Would you please restate all of the data exactly?

:: LISTED ENTRIES ::
───
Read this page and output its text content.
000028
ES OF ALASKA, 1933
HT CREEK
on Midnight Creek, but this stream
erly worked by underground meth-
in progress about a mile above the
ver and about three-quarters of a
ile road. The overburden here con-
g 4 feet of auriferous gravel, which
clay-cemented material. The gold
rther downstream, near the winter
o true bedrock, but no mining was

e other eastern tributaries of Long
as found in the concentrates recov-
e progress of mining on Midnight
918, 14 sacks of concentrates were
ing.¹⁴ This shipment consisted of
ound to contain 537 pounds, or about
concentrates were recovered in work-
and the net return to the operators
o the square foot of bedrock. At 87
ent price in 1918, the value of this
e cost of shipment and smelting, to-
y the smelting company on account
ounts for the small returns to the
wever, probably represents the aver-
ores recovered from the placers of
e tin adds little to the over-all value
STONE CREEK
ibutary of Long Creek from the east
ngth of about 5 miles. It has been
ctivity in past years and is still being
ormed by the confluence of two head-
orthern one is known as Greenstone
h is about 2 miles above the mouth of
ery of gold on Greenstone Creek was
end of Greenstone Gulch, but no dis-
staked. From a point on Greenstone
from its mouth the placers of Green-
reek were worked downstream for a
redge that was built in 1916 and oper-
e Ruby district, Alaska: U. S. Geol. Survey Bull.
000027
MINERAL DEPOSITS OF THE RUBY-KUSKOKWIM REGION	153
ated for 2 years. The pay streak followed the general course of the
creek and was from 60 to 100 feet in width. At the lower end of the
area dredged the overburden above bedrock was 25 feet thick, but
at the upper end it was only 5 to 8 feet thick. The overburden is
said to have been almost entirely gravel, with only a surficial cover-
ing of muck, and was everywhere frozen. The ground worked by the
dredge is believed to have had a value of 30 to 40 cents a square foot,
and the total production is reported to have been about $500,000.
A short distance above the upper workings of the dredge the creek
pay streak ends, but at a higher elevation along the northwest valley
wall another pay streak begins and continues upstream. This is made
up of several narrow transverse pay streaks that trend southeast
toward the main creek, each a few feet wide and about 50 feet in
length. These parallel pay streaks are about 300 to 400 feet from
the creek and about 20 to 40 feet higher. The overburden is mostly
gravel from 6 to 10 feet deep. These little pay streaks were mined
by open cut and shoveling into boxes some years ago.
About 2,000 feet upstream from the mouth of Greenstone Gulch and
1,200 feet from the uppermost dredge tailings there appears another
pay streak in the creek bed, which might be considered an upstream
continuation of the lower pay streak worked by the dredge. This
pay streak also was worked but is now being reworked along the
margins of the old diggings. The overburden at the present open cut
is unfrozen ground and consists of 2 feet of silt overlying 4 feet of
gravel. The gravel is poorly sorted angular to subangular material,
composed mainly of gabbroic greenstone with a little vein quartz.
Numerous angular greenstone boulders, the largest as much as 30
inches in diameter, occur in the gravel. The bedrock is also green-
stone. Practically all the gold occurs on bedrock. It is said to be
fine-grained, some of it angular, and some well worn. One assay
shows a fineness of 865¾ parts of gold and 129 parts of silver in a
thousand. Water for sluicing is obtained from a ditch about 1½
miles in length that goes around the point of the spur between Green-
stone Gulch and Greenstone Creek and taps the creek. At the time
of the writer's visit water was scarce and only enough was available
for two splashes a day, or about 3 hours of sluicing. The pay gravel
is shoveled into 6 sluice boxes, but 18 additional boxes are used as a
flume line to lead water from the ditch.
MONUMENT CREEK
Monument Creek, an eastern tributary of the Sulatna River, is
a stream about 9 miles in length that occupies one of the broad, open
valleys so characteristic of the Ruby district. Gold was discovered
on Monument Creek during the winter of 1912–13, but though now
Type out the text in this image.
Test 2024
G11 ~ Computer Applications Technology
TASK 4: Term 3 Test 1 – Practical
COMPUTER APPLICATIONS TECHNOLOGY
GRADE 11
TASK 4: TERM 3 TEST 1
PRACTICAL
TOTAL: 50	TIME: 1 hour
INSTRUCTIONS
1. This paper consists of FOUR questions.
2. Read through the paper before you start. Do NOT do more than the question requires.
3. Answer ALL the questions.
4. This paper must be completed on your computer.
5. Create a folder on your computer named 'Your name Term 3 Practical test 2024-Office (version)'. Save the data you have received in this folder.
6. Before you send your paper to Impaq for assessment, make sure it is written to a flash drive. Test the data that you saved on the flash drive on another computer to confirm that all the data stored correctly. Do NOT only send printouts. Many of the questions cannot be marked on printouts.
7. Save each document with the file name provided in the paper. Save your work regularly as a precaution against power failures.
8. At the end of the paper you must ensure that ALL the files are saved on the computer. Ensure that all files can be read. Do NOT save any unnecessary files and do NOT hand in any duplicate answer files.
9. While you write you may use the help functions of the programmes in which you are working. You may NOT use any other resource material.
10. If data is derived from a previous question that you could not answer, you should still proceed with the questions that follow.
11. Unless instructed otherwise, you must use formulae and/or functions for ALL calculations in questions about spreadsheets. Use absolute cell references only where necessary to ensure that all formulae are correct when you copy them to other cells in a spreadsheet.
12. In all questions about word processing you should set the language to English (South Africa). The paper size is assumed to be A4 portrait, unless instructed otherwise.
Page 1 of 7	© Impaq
───
:: REPLY ::
Read this page and output its text content.
000028
ES OF ALASKA, 1933
HT CREEK
on Midnight Creek, but this stream
erly worked by underground meth-
in progress about a mile above the
ver and about three-quarters of a
ile road. The overburden here con-
g 4 feet of auriferous gravel, which
clay-cemented material. The gold
rther downstream, near the winter
o true bedrock, but no mining was

e other eastern tributaries of Long
as found in the concentrates recov-
e progress of mining on Midnight
918, 14 sacks of concentrates were
ing.¹⁴ This shipment consisted of
ound to contain 537 pounds, or about
concentrates were recovered in work-
and the net return to the operators
o the square foot of bedrock. At 87
ent price in 1918, the value of this
e cost of shipment and smelting, to-
y the smelting company on account
ounts for the small returns to the
wever, probably represents the aver-
ores recovered from the placers of
e tin adds little to the over-all value
STONE CREEK
ibutary of Long Creek from the east
ngth of about 5 miles. It has been
ctivity in past years and is still being
ormed by the confluence of two head-
orthern one is known as Greenstone
h is about 2 miles above the mouth of
ery of gold on Greenstone Creek was
end of Greenstone Gulch, but no dis-
staked. From a point on Greenstone
from its mouth the placers of Green-
reek were worked downstream for a
redge that was built in 1916 and oper-
e Ruby district, Alaska: U. S. Geol. Survey Bull.
000027
MINERAL DEPOSITS OF THE RUBY-KUSKOKWIM REGION	153
ated for 2 years. The pay streak followed the general course of the
creek and was from 60 to 100 feet in width. At the lower end of the
area dredged the overburden above bedrock was 25 feet thick, but
at the upper end it was only 5 to 8 feet thick. The overburden is
said to have been almost entirely gravel, with only a surficial cover-
ing of muck, and was everywhere frozen. The ground worked by the
dredge is believed to have had a value of 30 to 40 cents a square foot,
and the total production is reported to have been about $500,000.
A short distance above the upper workings of the dredge the creek
pay streak ends, but at a higher elevation along the northwest valley
wall another pay streak begins and continues upstream. This is made
up of several narrow transverse pay streaks that trend southeast
toward the main creek, each a few feet wide and about 50 feet in
length. These parallel pay streaks are about 300 to 400 feet from
the creek and about 20 to 40 feet higher. The overburden is mostly
gravel from 6 to 10 feet deep. These little pay streaks were mined
by open cut and shoveling into boxes some years ago.
About 2,000 feet upstream from the mouth of Greenstone Gulch and
1,200 feet from the uppermost dredge tailings there appears another
pay streak in the creek bed, which might be considered an upstream
continuation of the lower pay streak worked by the dredge. This
pay streak also was worked but is now being reworked along the
margins of the old diggings. The overburden at the present open cut
is unfrozen ground and consists of 2 feet of silt overlying 4 feet of
gravel. The gravel is poorly sorted angular to subangular material,
composed mainly of gabbroic greenstone with a little vein quartz.
Numerous angular greenstone boulders, the largest as much as 30
inches in diameter, occur in the gravel. The bedrock is also green-
stone. Practically all the gold occurs on bedrock. It is said to be
fine-grained, some of it angular, and some well worn. One assay
shows a fineness of 865¾ parts of gold and 129 parts of silver in a
thousand. Water for sluicing is obtained from a ditch about 1½
miles in length that goes around the point of the spur between Green-
stone Gulch and Greenstone Creek and taps the creek. At the time
of the writer's visit water was scarce and only enough was available
for two splashes a day, or about 3 hours of sluicing. The pay gravel
is shoveled into 6 sluice boxes, but 18 additional boxes are used as a
flume line to lead water from the ditch.
MONUMENT CREEK
Monument Creek, an eastern tributary of the Sulatna River, is
a stream about 9 miles in length that occupies one of the broad, open
valleys so characteristic of the Ruby district. Gold was discovered
on Monument Creek during the winter of 1912–13, but though now
Type out the text in this image.
Test 2024
G11 ~ Computer Applications Technology
TASK 4: Term 3 Test 1 – Practical
COMPUTER APPLICATIONS TECHNOLOGY
GRADE 11
TASK 4: TERM 3 TEST 1
PRACTICAL
TOTAL: 50	TIME: 1 hour
INSTRUCTIONS
1. This paper consists of FOUR questions.
2. Read through the paper before you start. Do NOT do more than the question requires.
3. Answer ALL the questions.
4. This paper must be completed on your computer.
5. Create a folder on your computer named 'Your name Term 3 Practical test 2024-Office (version)'. Save the data you have received in this folder.
6. Before you send your paper to Impaq for assessment, make sure it is written to a flash drive. Test the data that you saved on the flash drive on another computer to confirm that all the data stored correctly. Do NOT only send printouts. Many of the questions cannot be marked on printouts.
7. Save each document with the file name provided in the paper. Save your work regularly as a precaution against power failures.
8. At the end of the paper you must ensure that ALL the files are saved on the computer. Ensure that all files can be read. Do NOT save any unnecessary files and do NOT hand in any duplicate answer files.
9. While you write you may use the help functions of the programmes in which you are working. You may NOT use any other resource material.
10. If data is derived from a previous question that you could not answer, you should still proceed with the questions that follow.
11. Unless instructed otherwise, you must use formulae and/or functions for ALL calculations in questions about spreadsheets. Use absolute cell references only where necessary to ensure that all formulae are correct when you copy them to other cells in a spreadsheet.
12. In all questions about word processing you should set the language to English (South Africa). The paper size is assumed to be A4 portrait, unless instructed otherwise.
Page 1 of 7	© Impaq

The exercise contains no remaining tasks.